▶ Information supplied:
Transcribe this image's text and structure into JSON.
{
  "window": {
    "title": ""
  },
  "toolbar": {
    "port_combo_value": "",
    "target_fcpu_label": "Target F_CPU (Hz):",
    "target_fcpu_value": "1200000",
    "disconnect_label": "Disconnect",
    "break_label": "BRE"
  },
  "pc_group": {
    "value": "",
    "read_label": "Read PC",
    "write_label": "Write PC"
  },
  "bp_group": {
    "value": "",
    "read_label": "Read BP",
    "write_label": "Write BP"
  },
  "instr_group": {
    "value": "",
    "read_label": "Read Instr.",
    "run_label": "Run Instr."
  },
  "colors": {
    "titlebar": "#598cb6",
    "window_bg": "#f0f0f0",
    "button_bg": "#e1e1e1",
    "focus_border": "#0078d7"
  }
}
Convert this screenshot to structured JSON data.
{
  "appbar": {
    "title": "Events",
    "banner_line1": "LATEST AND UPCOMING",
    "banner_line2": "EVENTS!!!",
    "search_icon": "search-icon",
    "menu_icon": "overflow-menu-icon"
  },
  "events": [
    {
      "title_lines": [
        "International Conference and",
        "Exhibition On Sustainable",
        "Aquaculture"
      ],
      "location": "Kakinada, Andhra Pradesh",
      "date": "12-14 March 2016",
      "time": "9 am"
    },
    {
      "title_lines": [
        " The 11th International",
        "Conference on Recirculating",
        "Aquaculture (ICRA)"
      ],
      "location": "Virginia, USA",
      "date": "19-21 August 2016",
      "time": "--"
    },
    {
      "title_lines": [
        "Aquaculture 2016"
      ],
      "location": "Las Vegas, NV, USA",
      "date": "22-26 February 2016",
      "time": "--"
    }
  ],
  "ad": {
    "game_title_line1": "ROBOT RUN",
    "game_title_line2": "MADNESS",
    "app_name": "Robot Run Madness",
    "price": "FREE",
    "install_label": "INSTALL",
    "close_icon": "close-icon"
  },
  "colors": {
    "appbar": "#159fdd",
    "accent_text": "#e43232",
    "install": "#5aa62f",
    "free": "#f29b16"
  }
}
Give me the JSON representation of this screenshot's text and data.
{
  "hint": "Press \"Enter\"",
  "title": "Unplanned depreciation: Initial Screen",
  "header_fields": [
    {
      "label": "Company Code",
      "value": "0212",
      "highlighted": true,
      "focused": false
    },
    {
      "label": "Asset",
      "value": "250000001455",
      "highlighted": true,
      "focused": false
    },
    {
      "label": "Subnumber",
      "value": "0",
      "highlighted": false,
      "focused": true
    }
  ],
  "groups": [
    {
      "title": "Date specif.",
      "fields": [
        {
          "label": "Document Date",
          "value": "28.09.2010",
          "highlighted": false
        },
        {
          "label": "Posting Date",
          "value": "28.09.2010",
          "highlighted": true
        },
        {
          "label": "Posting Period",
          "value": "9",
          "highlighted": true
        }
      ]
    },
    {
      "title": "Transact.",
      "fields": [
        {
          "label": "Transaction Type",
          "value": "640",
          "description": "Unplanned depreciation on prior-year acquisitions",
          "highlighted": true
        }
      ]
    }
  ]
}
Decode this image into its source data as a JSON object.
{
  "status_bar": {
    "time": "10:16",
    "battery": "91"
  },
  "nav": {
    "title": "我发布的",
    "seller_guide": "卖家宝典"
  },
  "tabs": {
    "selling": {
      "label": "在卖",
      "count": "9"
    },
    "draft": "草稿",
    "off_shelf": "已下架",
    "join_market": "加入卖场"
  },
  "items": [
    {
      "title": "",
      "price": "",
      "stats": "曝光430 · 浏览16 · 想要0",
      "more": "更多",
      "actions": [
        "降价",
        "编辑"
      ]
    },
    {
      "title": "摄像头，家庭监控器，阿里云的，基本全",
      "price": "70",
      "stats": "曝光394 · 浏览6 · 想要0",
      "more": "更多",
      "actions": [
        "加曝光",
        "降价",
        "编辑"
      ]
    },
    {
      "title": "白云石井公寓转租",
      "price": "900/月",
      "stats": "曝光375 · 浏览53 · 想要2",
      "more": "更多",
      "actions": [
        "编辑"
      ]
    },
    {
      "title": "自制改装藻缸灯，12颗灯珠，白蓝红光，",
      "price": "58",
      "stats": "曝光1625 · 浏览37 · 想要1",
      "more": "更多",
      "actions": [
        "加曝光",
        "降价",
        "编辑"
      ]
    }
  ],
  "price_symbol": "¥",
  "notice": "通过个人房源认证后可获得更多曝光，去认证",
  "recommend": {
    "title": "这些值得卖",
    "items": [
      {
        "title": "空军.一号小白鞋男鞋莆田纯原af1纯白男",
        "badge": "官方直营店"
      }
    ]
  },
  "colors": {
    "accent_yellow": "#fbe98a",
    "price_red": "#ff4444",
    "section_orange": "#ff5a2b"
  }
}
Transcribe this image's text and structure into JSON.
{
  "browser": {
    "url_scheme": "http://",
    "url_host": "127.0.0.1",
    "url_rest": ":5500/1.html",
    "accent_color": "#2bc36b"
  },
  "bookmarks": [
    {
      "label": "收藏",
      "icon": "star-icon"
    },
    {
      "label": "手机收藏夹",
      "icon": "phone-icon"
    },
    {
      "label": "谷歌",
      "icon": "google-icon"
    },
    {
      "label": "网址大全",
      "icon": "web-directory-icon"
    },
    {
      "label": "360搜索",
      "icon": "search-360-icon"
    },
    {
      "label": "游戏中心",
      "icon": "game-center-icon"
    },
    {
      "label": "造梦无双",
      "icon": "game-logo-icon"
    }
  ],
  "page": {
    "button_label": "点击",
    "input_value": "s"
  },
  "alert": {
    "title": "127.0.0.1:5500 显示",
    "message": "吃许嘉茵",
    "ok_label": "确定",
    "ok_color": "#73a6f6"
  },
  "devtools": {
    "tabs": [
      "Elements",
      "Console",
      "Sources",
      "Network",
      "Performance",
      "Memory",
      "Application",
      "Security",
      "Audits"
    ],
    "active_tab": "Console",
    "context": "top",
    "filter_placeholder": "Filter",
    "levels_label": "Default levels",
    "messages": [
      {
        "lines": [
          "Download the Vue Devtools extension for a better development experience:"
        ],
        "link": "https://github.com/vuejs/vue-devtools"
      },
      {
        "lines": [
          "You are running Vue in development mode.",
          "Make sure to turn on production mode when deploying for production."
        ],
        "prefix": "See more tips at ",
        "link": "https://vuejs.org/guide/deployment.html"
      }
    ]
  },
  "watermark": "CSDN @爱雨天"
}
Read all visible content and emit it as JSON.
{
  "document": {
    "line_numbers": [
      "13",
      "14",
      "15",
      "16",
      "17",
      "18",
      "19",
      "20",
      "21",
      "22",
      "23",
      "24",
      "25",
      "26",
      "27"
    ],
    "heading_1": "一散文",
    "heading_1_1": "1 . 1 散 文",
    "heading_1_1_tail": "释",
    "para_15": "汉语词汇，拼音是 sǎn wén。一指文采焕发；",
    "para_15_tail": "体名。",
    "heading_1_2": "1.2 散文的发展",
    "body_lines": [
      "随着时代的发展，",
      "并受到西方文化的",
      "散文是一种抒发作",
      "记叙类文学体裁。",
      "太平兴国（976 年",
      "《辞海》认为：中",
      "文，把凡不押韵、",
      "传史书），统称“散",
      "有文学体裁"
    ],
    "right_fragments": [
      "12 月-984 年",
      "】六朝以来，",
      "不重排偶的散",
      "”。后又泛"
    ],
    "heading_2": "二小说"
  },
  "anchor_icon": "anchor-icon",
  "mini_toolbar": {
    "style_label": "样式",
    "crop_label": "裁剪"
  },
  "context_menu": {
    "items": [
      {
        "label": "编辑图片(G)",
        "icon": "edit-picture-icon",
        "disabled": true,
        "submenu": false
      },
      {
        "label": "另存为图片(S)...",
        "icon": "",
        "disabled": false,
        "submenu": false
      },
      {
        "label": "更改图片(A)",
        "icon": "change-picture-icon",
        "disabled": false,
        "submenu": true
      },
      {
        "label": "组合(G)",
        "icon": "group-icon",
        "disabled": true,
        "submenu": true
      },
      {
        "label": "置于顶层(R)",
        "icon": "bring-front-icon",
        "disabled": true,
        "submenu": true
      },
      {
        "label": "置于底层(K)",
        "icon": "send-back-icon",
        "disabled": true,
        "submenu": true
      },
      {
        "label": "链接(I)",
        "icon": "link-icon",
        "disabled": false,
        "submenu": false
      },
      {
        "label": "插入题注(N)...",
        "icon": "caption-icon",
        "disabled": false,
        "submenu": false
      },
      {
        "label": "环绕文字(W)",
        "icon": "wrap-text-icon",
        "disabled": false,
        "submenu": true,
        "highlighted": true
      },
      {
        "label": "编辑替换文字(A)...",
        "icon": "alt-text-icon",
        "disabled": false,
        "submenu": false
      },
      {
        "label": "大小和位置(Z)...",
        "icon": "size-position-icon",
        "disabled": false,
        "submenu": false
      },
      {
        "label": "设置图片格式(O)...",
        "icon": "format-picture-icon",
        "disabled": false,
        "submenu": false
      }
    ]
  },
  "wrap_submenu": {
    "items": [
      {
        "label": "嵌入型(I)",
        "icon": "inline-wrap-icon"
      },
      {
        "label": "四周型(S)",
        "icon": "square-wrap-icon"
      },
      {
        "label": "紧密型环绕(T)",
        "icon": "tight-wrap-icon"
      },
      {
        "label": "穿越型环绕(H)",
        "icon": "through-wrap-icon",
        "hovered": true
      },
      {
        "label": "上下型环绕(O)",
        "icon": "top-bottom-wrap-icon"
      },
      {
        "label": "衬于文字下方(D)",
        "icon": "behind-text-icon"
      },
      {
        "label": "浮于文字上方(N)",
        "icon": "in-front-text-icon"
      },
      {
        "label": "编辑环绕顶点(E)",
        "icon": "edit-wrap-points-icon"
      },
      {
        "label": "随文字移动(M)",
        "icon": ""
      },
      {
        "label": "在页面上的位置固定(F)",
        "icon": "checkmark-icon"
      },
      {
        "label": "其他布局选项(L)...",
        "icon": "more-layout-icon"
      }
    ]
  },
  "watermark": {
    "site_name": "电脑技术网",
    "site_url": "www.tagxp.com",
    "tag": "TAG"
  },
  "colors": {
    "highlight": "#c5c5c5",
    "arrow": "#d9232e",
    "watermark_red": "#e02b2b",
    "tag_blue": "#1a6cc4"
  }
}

▶ Problem description: Each line holding "Aquaculture" must be found and copied.

▶ Solution below:
        "Aquaculture"
        "Aquaculture (ICRA)"
        "Aquaculture 2016"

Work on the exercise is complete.